Once approved, licensee personnel implemented the troubleshooting plan by raising reactor pressure, opening the drain path, tapping on the valve with a 1 pound hammer and monitoring leakage for a few minutes. After tapping on the valve, leakage decreased to within the surveillance and TS requirements. Operations personnel then lowered reactor pressure within the pressure band specified in the surveillance procedure. Licensee personnel observed that the check valve leakage remained within the specified requirements. Following these actions, the licensee re-performed the surveillance test and documented that there was zero leakage past the check valve.

Operations personnel then concluded that the valve was operable based on the test methodology implemented and results achieved.

On March 17, 2008, the inspectors became aware that the licensee had trouble with the check valve passing its surveillance test through communications conveyed during the licensees morning plant status meeting. The inspectors had discussions with several levels of licensee management to acquire an understanding of the problems experienced with the check valve during the surveillance testing.

Concurrently, the inspectors reviewed the maintenance history for Check Valve SI-9-5.

The inspectors determined that the licensee had trouble getting SI-9-5 to pass the same surveillance test during the 2006, Unit 1 refueling outage. The licensee documented this condition in CAP 1033504. After several additional surveillance test attempts, the licensee again tapped on the valve body with a hammer to get the valve to seat.

Following this action, SI-9-5 passed the surveillance test. Corrective actions for CAP 1033504 included developing an improved test procedure to resolve the previous test difficulties; however this task was not completed. The licensee also added a task to open and inspect SI-9-5 during the 2008 Unit 1 refueling outage (1R25). The inspectors discussed this action with licensee personnel and found that this task was removed from the outage scope to improve resource utilization and reduce overall outage duration.

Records

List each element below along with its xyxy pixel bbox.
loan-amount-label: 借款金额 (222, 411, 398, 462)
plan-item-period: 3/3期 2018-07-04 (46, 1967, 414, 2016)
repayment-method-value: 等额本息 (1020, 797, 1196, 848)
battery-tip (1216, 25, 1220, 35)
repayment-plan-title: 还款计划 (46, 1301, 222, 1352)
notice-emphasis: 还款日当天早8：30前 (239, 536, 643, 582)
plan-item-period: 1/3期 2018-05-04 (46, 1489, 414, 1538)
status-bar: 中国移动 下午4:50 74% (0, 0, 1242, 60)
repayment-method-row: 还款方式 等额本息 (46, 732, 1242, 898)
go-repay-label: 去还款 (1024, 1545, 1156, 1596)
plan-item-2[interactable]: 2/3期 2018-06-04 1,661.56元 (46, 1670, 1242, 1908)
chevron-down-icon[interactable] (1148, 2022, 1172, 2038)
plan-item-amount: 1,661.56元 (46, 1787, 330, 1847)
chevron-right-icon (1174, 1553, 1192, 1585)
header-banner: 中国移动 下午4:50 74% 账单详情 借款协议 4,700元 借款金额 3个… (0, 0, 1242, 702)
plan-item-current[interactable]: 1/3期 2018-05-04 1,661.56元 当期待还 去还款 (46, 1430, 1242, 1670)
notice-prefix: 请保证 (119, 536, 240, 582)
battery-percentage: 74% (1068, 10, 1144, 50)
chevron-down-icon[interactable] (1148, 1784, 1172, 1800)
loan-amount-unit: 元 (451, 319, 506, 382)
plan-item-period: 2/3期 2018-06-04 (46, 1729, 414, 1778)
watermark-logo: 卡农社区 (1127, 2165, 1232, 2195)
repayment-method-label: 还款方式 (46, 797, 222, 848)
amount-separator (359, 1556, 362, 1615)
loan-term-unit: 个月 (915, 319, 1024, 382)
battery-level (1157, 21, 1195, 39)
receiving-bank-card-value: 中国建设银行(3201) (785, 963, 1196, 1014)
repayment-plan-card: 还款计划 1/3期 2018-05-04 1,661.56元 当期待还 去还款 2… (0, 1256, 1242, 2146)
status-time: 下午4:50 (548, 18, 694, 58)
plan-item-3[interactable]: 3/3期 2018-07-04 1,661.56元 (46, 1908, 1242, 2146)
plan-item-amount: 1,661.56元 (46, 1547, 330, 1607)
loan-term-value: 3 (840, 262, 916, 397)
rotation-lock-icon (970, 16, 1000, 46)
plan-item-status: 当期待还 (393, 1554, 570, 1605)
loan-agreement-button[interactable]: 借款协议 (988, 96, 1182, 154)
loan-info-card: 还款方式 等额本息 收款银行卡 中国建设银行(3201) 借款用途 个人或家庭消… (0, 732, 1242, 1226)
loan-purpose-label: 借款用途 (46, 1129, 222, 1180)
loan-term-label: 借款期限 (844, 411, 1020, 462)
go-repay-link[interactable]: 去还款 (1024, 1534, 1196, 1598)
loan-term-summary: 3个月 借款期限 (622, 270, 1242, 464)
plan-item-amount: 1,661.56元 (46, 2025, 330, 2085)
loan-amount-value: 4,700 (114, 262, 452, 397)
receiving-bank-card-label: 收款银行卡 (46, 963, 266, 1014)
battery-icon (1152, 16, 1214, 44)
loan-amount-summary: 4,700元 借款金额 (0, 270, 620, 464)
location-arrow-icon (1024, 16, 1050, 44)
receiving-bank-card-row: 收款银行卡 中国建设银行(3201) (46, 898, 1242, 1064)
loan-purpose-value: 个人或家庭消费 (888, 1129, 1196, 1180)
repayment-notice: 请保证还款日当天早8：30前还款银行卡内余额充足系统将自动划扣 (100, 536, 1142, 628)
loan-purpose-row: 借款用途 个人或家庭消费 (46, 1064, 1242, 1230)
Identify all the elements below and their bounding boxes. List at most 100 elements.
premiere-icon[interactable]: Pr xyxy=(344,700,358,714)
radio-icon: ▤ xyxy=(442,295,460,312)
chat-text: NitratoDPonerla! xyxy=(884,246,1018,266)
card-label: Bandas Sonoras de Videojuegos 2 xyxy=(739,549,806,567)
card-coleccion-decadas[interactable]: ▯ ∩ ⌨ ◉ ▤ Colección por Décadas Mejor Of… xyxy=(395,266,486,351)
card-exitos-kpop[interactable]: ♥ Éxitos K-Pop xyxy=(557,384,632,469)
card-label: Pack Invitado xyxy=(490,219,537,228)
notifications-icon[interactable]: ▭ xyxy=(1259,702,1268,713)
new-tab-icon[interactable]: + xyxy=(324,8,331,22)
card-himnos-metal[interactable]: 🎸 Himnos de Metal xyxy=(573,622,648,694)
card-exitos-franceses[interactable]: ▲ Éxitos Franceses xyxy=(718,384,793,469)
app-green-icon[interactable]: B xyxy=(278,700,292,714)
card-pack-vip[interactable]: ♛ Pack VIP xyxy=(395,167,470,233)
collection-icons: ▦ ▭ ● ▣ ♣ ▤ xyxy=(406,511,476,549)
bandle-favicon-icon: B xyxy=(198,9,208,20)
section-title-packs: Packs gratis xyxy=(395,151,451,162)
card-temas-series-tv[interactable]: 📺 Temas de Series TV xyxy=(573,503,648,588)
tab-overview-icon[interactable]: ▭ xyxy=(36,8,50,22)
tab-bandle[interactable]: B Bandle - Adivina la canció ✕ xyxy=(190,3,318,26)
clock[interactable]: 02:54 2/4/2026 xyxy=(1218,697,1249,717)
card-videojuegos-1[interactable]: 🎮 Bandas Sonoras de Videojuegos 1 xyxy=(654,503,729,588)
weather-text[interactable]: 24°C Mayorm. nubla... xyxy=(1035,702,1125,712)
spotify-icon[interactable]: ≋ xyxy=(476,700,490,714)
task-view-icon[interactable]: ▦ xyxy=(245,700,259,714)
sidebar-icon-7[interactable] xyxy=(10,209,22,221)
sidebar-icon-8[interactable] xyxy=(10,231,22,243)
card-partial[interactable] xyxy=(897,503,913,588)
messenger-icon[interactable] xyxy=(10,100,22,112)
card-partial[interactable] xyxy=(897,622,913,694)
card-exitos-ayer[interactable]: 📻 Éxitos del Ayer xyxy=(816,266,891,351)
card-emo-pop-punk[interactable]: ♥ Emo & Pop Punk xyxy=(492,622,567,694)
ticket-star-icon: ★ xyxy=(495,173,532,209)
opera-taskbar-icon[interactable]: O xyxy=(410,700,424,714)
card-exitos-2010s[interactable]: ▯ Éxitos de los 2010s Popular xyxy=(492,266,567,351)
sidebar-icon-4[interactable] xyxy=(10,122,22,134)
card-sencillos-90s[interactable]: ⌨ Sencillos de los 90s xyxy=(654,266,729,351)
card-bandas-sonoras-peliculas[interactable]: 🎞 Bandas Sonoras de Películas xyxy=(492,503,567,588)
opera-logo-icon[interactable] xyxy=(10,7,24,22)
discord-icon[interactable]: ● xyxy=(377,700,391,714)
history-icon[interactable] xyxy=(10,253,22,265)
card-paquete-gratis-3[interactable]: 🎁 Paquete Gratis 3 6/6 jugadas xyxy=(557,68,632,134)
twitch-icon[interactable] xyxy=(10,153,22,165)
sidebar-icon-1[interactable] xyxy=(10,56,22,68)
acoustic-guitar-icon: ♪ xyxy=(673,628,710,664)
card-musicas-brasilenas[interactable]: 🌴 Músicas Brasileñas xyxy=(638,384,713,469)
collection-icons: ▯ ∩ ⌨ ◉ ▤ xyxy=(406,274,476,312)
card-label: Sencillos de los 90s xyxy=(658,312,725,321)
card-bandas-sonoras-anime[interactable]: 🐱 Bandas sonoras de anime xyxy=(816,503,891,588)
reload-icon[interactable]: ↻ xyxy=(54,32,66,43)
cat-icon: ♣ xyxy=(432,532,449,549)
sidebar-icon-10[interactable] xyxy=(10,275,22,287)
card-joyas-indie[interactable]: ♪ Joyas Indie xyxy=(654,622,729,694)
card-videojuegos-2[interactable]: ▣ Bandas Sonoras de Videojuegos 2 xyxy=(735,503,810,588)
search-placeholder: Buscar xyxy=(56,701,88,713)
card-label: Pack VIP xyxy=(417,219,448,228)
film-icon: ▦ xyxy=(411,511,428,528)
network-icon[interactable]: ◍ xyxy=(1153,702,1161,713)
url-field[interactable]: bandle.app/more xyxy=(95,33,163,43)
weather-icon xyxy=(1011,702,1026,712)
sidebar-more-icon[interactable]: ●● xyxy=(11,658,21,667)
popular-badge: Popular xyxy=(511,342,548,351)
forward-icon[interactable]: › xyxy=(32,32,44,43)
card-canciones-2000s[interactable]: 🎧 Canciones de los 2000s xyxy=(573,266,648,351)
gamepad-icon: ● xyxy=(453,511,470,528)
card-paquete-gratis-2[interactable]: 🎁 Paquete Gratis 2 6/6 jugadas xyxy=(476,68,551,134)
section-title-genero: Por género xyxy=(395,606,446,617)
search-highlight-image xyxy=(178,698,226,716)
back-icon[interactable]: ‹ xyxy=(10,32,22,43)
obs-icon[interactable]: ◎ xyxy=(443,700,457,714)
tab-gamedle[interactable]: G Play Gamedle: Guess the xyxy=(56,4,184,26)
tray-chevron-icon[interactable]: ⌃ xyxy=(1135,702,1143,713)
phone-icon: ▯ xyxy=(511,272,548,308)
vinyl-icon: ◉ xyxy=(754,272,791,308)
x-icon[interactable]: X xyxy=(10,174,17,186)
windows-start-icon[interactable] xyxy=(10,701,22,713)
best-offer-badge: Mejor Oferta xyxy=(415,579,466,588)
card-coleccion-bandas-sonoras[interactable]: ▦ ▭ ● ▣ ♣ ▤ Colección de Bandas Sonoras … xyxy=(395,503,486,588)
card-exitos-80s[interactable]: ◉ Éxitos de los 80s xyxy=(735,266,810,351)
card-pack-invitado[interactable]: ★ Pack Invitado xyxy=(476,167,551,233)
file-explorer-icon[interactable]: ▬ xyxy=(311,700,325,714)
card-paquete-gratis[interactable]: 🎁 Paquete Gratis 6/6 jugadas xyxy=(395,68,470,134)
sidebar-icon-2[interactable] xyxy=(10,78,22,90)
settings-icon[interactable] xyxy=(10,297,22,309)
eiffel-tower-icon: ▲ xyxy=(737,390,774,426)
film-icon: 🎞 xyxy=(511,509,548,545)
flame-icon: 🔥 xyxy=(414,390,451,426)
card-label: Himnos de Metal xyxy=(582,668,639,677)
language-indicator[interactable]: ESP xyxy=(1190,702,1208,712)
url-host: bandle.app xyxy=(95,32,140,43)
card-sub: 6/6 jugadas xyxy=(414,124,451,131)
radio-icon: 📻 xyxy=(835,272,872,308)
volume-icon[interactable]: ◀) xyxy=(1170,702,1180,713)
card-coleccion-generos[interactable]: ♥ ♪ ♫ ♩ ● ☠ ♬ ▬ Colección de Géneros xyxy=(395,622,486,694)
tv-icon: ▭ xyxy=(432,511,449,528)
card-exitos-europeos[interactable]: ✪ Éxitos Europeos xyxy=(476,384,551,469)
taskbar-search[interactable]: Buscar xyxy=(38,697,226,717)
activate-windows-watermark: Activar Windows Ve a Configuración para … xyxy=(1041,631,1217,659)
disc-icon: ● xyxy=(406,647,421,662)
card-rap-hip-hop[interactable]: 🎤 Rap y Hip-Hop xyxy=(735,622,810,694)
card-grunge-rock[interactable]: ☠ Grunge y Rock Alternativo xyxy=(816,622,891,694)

## To be done:
Rewrite the paragraph of the check valve text that begins "Once approved, licensee personnel" as a short list that keeps its main facts. Answer using only the check valve text, not the items.

## Answer in full:
- Licensee personnel raised reactor pressure, opened the drain path, tapped the valve with a 1 pound hammer, and monitored leakage for a few minutes.
- After the tapping, leakage dropped to within the surveillance and TS requirements.
- Operations personnel lowered reactor pressure within the band specified in the surveillance procedure, and leakage stayed within requirements.
- The licensee re-performed the surveillance test and documented zero leakage past the check valve.